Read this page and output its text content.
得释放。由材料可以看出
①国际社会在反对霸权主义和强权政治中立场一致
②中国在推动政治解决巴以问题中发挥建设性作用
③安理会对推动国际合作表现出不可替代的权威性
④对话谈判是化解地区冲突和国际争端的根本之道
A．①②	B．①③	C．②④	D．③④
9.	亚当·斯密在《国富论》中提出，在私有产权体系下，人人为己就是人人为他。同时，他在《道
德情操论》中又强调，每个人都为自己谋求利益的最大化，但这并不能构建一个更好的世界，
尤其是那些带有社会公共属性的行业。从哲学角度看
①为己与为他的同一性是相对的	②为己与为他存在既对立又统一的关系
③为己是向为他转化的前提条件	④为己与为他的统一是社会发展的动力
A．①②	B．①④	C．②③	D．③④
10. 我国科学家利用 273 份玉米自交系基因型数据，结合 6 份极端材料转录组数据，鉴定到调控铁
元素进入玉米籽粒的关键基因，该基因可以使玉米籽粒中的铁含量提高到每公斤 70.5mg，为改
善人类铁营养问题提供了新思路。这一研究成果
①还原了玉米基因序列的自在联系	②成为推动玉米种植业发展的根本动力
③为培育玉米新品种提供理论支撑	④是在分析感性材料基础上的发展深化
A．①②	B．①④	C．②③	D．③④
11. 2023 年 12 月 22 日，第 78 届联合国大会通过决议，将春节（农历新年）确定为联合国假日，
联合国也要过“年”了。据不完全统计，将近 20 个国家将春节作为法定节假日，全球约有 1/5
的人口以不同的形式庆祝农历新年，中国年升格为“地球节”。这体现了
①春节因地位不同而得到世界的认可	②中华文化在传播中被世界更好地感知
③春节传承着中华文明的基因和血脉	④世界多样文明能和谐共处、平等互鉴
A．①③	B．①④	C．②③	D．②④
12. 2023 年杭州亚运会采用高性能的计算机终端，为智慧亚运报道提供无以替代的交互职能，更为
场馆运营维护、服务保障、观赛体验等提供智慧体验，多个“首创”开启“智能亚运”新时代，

PROMPT:
Please set down the whole listing above without altering a single line.

REPLY TO THE EXERCISE:
Read this page and output its text content.
得释放。由材料可以看出
①国际社会在反对霸权主义和强权政治中立场一致
②中国在推动政治解决巴以问题中发挥建设性作用
③安理会对推动国际合作表现出不可替代的权威性
④对话谈判是化解地区冲突和国际争端的根本之道
A．①②	B．①③	C．②④	D．③④
9.	亚当·斯密在《国富论》中提出，在私有产权体系下，人人为己就是人人为他。同时，他在《道
德情操论》中又强调，每个人都为自己谋求利益的最大化，但这并不能构建一个更好的世界，
尤其是那些带有社会公共属性的行业。从哲学角度看
①为己与为他的同一性是相对的	②为己与为他存在既对立又统一的关系
③为己是向为他转化的前提条件	④为己与为他的统一是社会发展的动力
A．①②	B．①④	C．②③	D．③④
10. 我国科学家利用 273 份玉米自交系基因型数据，结合 6 份极端材料转录组数据，鉴定到调控铁
元素进入玉米籽粒的关键基因，该基因可以使玉米籽粒中的铁含量提高到每公斤 70.5mg，为改
善人类铁营养问题提供了新思路。这一研究成果
①还原了玉米基因序列的自在联系	②成为推动玉米种植业发展的根本动力
③为培育玉米新品种提供理论支撑	④是在分析感性材料基础上的发展深化
A．①②	B．①④	C．②③	D．③④
11. 2023 年 12 月 22 日，第 78 届联合国大会通过决议，将春节（农历新年）确定为联合国假日，
联合国也要过“年”了。据不完全统计，将近 20 个国家将春节作为法定节假日，全球约有 1/5
的人口以不同的形式庆祝农历新年，中国年升格为“地球节”。这体现了
①春节因地位不同而得到世界的认可	②中华文化在传播中被世界更好地感知
③春节传承着中华文明的基因和血脉	④世界多样文明能和谐共处、平等互鉴
A．①③	B．①④	C．②③	D．②④
12. 2023 年杭州亚运会采用高性能的计算机终端，为智慧亚运报道提供无以替代的交互职能，更为
场馆运营维护、服务保障、观赛体验等提供智慧体验，多个“首创”开启“智能亚运”新时代，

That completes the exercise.